> **To do**: Out of all the lines below, count those with the word "noviembre". Give the number only.

Part of a data file
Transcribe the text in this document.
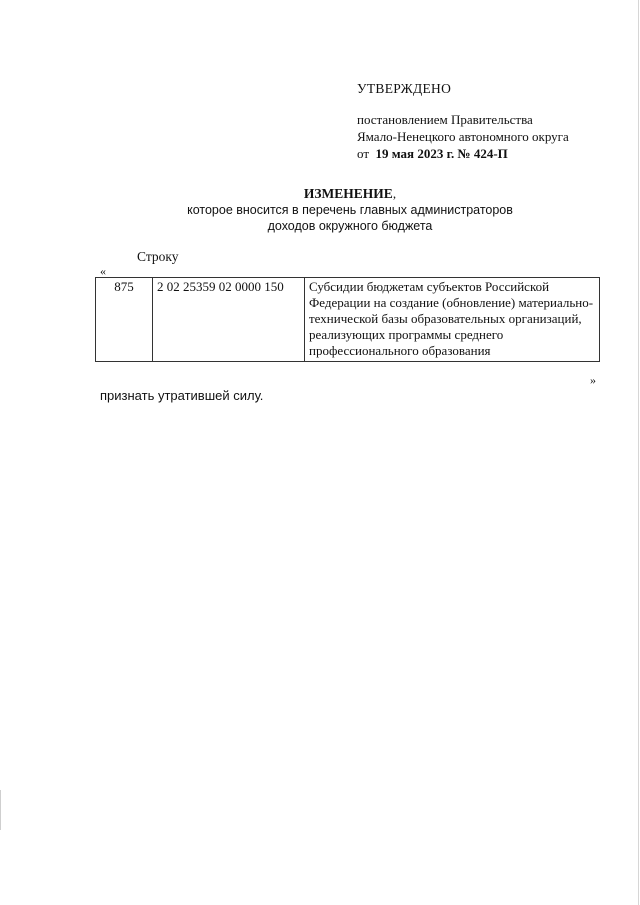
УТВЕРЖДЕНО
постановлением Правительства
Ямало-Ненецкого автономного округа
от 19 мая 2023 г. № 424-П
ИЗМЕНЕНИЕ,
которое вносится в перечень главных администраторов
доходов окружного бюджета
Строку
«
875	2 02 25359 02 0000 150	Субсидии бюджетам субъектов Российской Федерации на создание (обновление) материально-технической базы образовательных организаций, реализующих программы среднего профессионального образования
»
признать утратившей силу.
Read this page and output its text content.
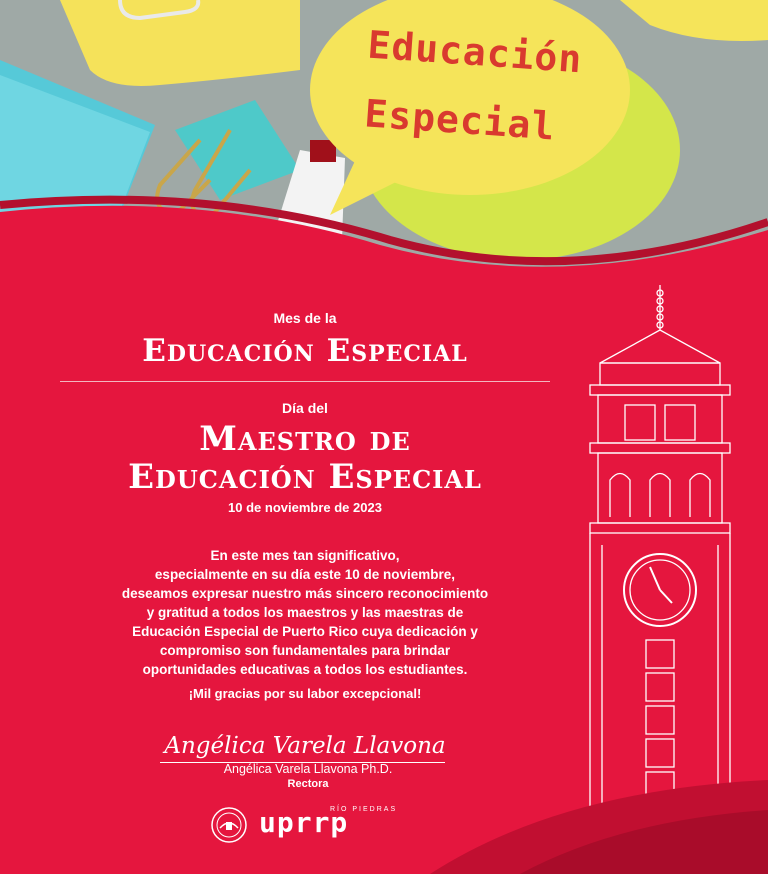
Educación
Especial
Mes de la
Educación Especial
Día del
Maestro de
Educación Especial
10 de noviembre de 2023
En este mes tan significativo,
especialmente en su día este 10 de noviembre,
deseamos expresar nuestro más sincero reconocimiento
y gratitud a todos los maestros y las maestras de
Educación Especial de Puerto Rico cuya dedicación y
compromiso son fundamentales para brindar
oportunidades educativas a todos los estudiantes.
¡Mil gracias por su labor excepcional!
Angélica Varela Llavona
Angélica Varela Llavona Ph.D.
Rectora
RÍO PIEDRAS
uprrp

> **In response**: 2